→ Stored dataset items
▬▬▬▬▬▬▬▬▬▬

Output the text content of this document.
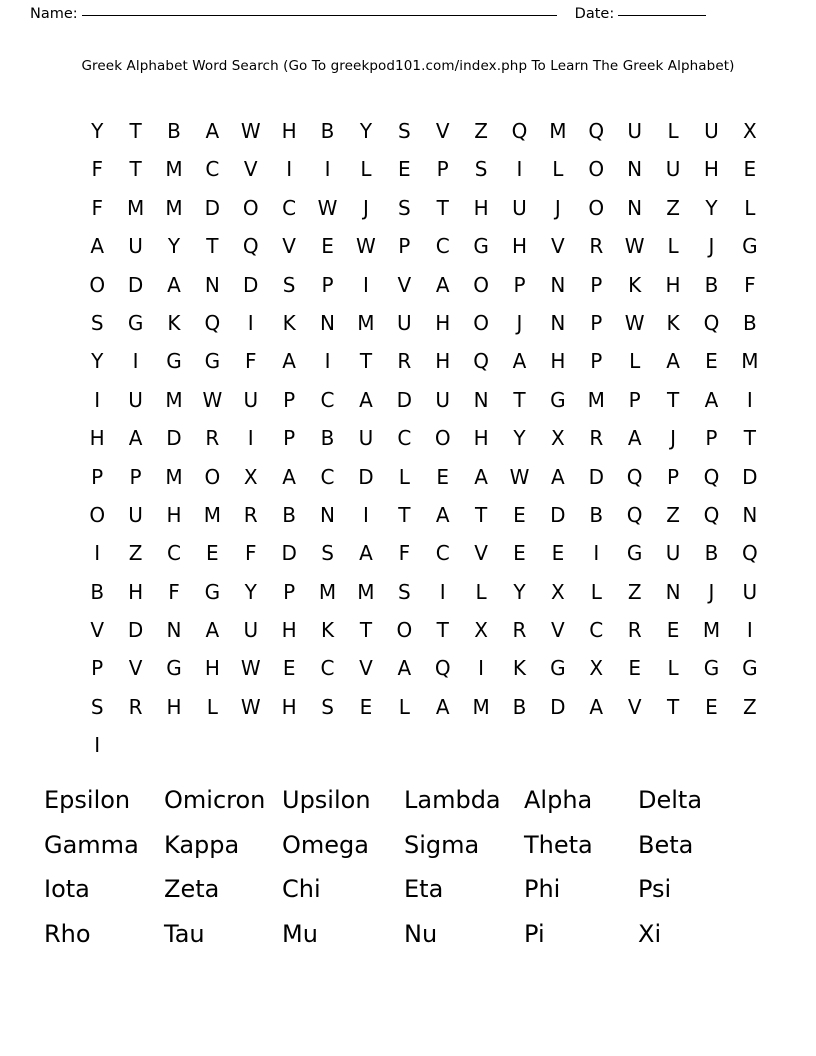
Name:	Date:
Greek Alphabet Word Search (Go To greekpod101.com/index.php To Learn The Greek Alphabet)
Y T B A W H B Y S V Z Q M Q U L U X
F T M C V I I L E P S I L O N U H E
F M M D O C W J S T H U J O N Z Y L
A U Y T Q V E W P C G H V R W L J G
O D A N D S P I V A O P N P K H B F
S G K Q I K N M U H O J N P W K Q B
Y I G G F A I T R H Q A H P L A E M
I U M W U P C A D U N T G M P T A I
H A D R I P B U C O H Y X R A J P T
P P M O X A C D L E A W A D Q P Q D
O U H M R B N I T A T E D B Q Z Q N
I Z C E F D S A F C V E E I G U B Q
B H F G Y P M M S I L Y X L Z N J U
V D N A U H K T O T X R V C R E M I
P V G H W E C V A Q I K G X E L G G
S R H L W H S E L A M B D A V T E Z
I
Epsilon	Omicron Upsilon	Lambda Alpha	Delta
Gamma	Kappa	Omega	Sigma	Theta	Beta
Iota	Zeta	Chi	Eta	Phi	Psi
Rho	Tau	Mu	Nu	Pi	Xi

▬▬▬▬▬▬▬▬▬▬

→ What the task asks
Apart from the pictures, the entries above are to be repeated in full and exactly.

→ Task solution
Output the text content of this document.
Name:	Date:
Greek Alphabet Word Search (Go To greekpod101.com/index.php To Learn The Greek Alphabet)
Y T B A W H B Y S V Z Q M Q U L U X
F T M C V I I L E P S I L O N U H E
F M M D O C W J S T H U J O N Z Y L
A U Y T Q V E W P C G H V R W L J G
O D A N D S P I V A O P N P K H B F
S G K Q I K N M U H O J N P W K Q B
Y I G G F A I T R H Q A H P L A E M
I U M W U P C A D U N T G M P T A I
H A D R I P B U C O H Y X R A J P T
P P M O X A C D L E A W A D Q P Q D
O U H M R B N I T A T E D B Q Z Q N
I Z C E F D S A F C V E E I G U B Q
B H F G Y P M M S I L Y X L Z N J U
V D N A U H K T O T X R V C R E M I
P V G H W E C V A Q I K G X E L G G
S R H L W H S E L A M B D A V T E Z
I
Epsilon	Omicron Upsilon	Lambda Alpha	Delta
Gamma	Kappa	Omega	Sigma	Theta	Beta
Iota	Zeta	Chi	Eta	Phi	Psi
Rho	Tau	Mu	Nu	Pi	Xi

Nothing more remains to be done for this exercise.